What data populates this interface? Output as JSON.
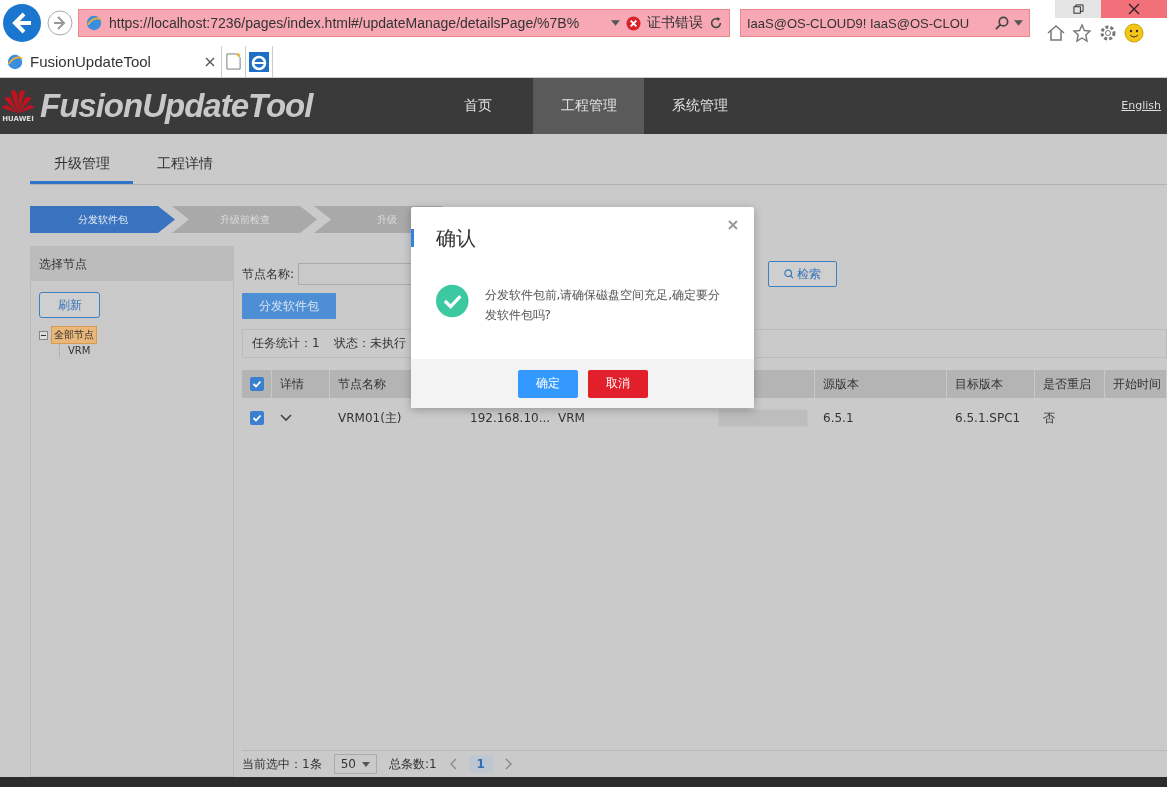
{
  "browser": {
    "address": "https://localhost:7236/pages/index.html#/updateManage/detailsPage/%7B%",
    "certificate_error": "证书错误",
    "search": "IaaS@OS-CLOUD9! IaaS@OS-CLOU",
    "tab_title": "FusionUpdateTool"
  },
  "header": {
    "logo_caption": "HUAWEI",
    "title": "FusionUpdateTool",
    "language": "English",
    "nav": [
      {
        "label": "首页",
        "selected": false
      },
      {
        "label": "工程管理",
        "selected": true
      },
      {
        "label": "系统管理",
        "selected": false
      }
    ]
  },
  "tabs": [
    {
      "label": "升级管理",
      "selected": true
    },
    {
      "label": "工程详情",
      "selected": false
    }
  ],
  "steps": [
    {
      "label": "分发软件包",
      "selected": true
    },
    {
      "label": "升级前检查",
      "selected": false
    },
    {
      "label": "升级",
      "selected": false
    }
  ],
  "node_panel": {
    "title": "选择节点",
    "refresh": "刷新",
    "tree": [
      {
        "label": "全部节点",
        "selected": true,
        "expanded": true,
        "children": [
          {
            "label": "VRM",
            "selected": false
          }
        ]
      }
    ]
  },
  "filter": {
    "label": "节点名称:",
    "search_button": "检索"
  },
  "distribute_button": "分发软件包",
  "summary": {
    "task_count": "任务统计：1",
    "status": "状态：未执行"
  },
  "table": {
    "all_checked": true,
    "columns": [
      "详情",
      "节点名称",
      "源版本",
      "目标版本",
      "是否重启",
      "开始时间"
    ],
    "rows": [
      {
        "checked": true,
        "expanded": false,
        "name": "VRM01(主)",
        "ip": "192.168.10...",
        "type": "VRM",
        "progress": {
          "level": 0
        },
        "source_version": "6.5.1",
        "target_version": "6.5.1.SPC1",
        "reboot": "否"
      }
    ]
  },
  "pagination": {
    "selected_count": "当前选中：1条",
    "page_size": "50",
    "total": "总条数:1",
    "pages": [
      {
        "label": "1",
        "selected": true
      }
    ]
  },
  "dialog": {
    "title": "确认",
    "message": "分发软件包前,请确保磁盘空间充足,确定要分发软件包吗?",
    "confirm": "确定",
    "cancel": "取消"
  }
}
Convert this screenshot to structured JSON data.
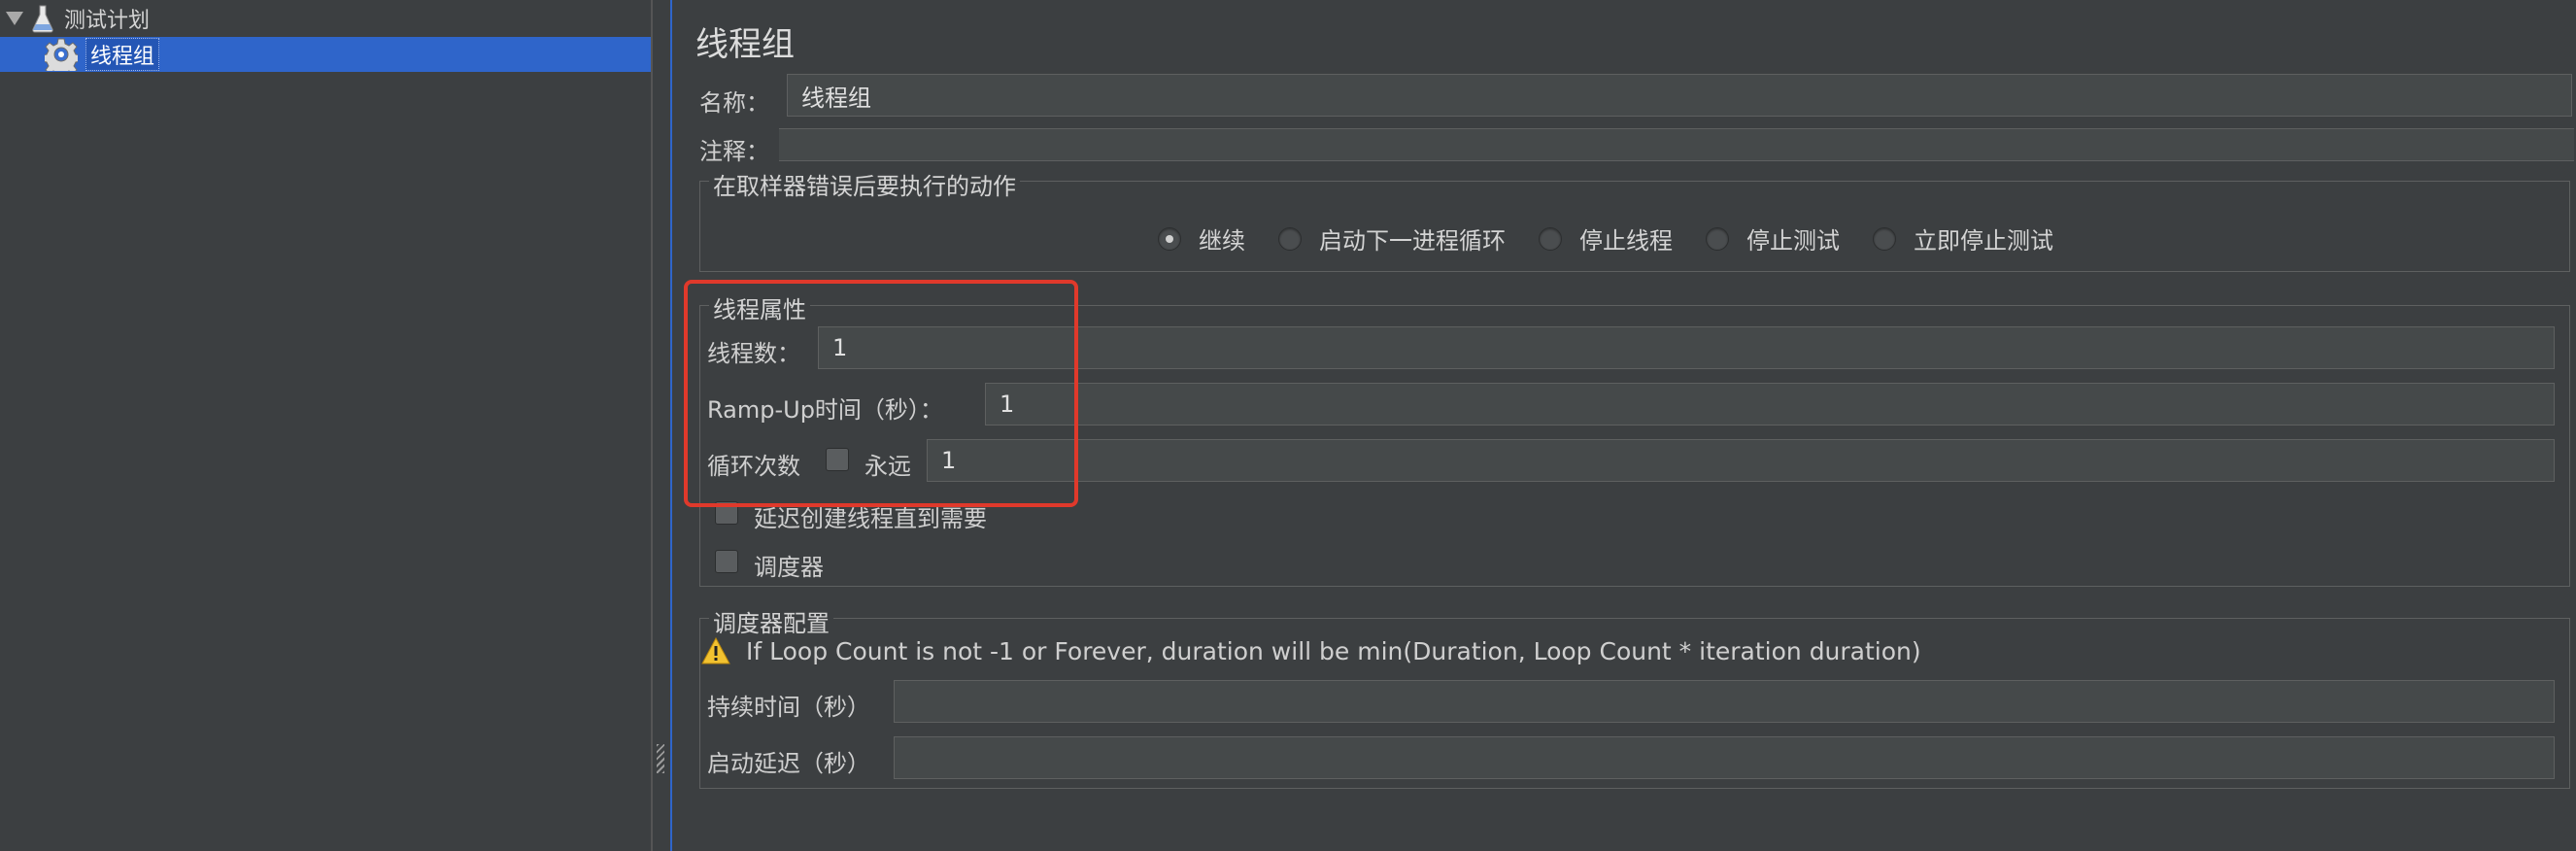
{
  "tree": {
    "root_label": "测试计划",
    "selected_label": "线程组"
  },
  "panel": {
    "title": "线程组",
    "name_label": "名称：",
    "name_value": "线程组",
    "comment_label": "注释：",
    "comment_value": ""
  },
  "error_action": {
    "legend": "在取样器错误后要执行的动作",
    "options": [
      "继续",
      "启动下一进程循环",
      "停止线程",
      "停止测试",
      "立即停止测试"
    ],
    "selected": "继续"
  },
  "thread_props": {
    "legend": "线程属性",
    "threads_label": "线程数：",
    "threads_value": "1",
    "rampup_label": "Ramp-Up时间（秒）：",
    "rampup_value": "1",
    "loop_label": "循环次数",
    "forever_label": "永远",
    "forever_checked": false,
    "loop_value": "1",
    "delay_label": "延迟创建线程直到需要",
    "delay_checked": false,
    "scheduler_label": "调度器",
    "scheduler_checked": false
  },
  "scheduler_config": {
    "legend": "调度器配置",
    "warning": "If Loop Count is not -1 or Forever, duration will be min(Duration, Loop Count * iteration duration)",
    "duration_label": "持续时间（秒）",
    "duration_value": "",
    "delay_label": "启动延迟（秒）",
    "delay_value": ""
  },
  "colors": {
    "background": "#3c3f41",
    "selection": "#2f65ca",
    "highlight_box": "#e0392b",
    "field_bg": "#45494a"
  },
  "icons": {
    "tree_expand": "triangle-down-icon",
    "root": "flask-icon",
    "thread_group": "gear-icon",
    "warning": "warning-icon"
  }
}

|---|

### Exercise instructions
Write out each line again precisely as it appears, skipping every picture.

### Finished answer
What data populates this interface? Output as JSON.
{
  "browser": {
    "address": "https://localhost:7236/pages/index.html#/updateManage/detailsPage/%7B%",
    "certificate_error": "证书错误",
    "search": "IaaS@OS-CLOUD9! IaaS@OS-CLOU",
    "tab_title": "FusionUpdateTool"
  },
  "header": {
    "logo_caption": "HUAWEI",
    "title": "FusionUpdateTool",
    "language": "English",
    "nav": [
      {
        "label": "首页",
        "selected": false
      },
      {
        "label": "工程管理",
        "selected": true
      },
      {
        "label": "系统管理",
        "selected": false
      }
    ]
  },
  "tabs": [
    {
      "label": "升级管理",
      "selected": true
    },
    {
      "label": "工程详情",
      "selected": false
    }
  ],
  "steps": [
    {
      "label": "分发软件包",
      "selected": true
    },
    {
      "label": "升级前检查",
      "selected": false
    },
    {
      "label": "升级",
      "selected": false
    }
  ],
  "node_panel": {
    "title": "选择节点",
    "refresh": "刷新",
    "tree": [
      {
        "label": "全部节点",
        "selected": true,
        "expanded": true,
        "children": [
          {
            "label": "VRM",
            "selected": false
          }
        ]
      }
    ]
  },
  "filter": {
    "label": "节点名称:",
    "search_button": "检索"
  },
  "distribute_button": "分发软件包",
  "summary": {
    "task_count": "任务统计：1",
    "status": "状态：未执行"
  },
  "table": {
    "all_checked": true,
    "columns": [
      "详情",
      "节点名称",
      "源版本",
      "目标版本",
      "是否重启",
      "开始时间"
    ],
    "rows": [
      {
        "checked": true,
        "expanded": false,
        "name": "VRM01(主)",
        "ip": "192.168.10...",
        "type": "VRM",
        "progress": {
          "level": 0
        },
        "source_version": "6.5.1",
        "target_version": "6.5.1.SPC1",
        "reboot": "否"
      }
    ]
  },
  "pagination": {
    "selected_count": "当前选中：1条",
    "page_size": "50",
    "total": "总条数:1",
    "pages": [
      {
        "label": "1",
        "selected": true
      }
    ]
  },
  "dialog": {
    "title": "确认",
    "message": "分发软件包前,请确保磁盘空间充足,确定要分发软件包吗?",
    "confirm": "确定",
    "cancel": "取消"
  }
}
Convert this screenshot to structured JSON data.
{
  "tree": {
    "root_label": "测试计划",
    "selected_label": "线程组"
  },
  "panel": {
    "title": "线程组",
    "name_label": "名称：",
    "name_value": "线程组",
    "comment_label": "注释：",
    "comment_value": ""
  },
  "error_action": {
    "legend": "在取样器错误后要执行的动作",
    "options": [
      "继续",
      "启动下一进程循环",
      "停止线程",
      "停止测试",
      "立即停止测试"
    ],
    "selected": "继续"
  },
  "thread_props": {
    "legend": "线程属性",
    "threads_label": "线程数：",
    "threads_value": "1",
    "rampup_label": "Ramp-Up时间（秒）：",
    "rampup_value": "1",
    "loop_label": "循环次数",
    "forever_label": "永远",
    "forever_checked": false,
    "loop_value": "1",
    "delay_label": "延迟创建线程直到需要",
    "delay_checked": false,
    "scheduler_label": "调度器",
    "scheduler_checked": false
  },
  "scheduler_config": {
    "legend": "调度器配置",
    "warning": "If Loop Count is not -1 or Forever, duration will be min(Duration, Loop Count * iteration duration)",
    "duration_label": "持续时间（秒）",
    "duration_value": "",
    "delay_label": "启动延迟（秒）",
    "delay_value": ""
  },
  "colors": {
    "background": "#3c3f41",
    "selection": "#2f65ca",
    "highlight_box": "#e0392b",
    "field_bg": "#45494a"
  },
  "icons": {
    "tree_expand": "triangle-down-icon",
    "root": "flask-icon",
    "thread_group": "gear-icon",
    "warning": "warning-icon"
  }
}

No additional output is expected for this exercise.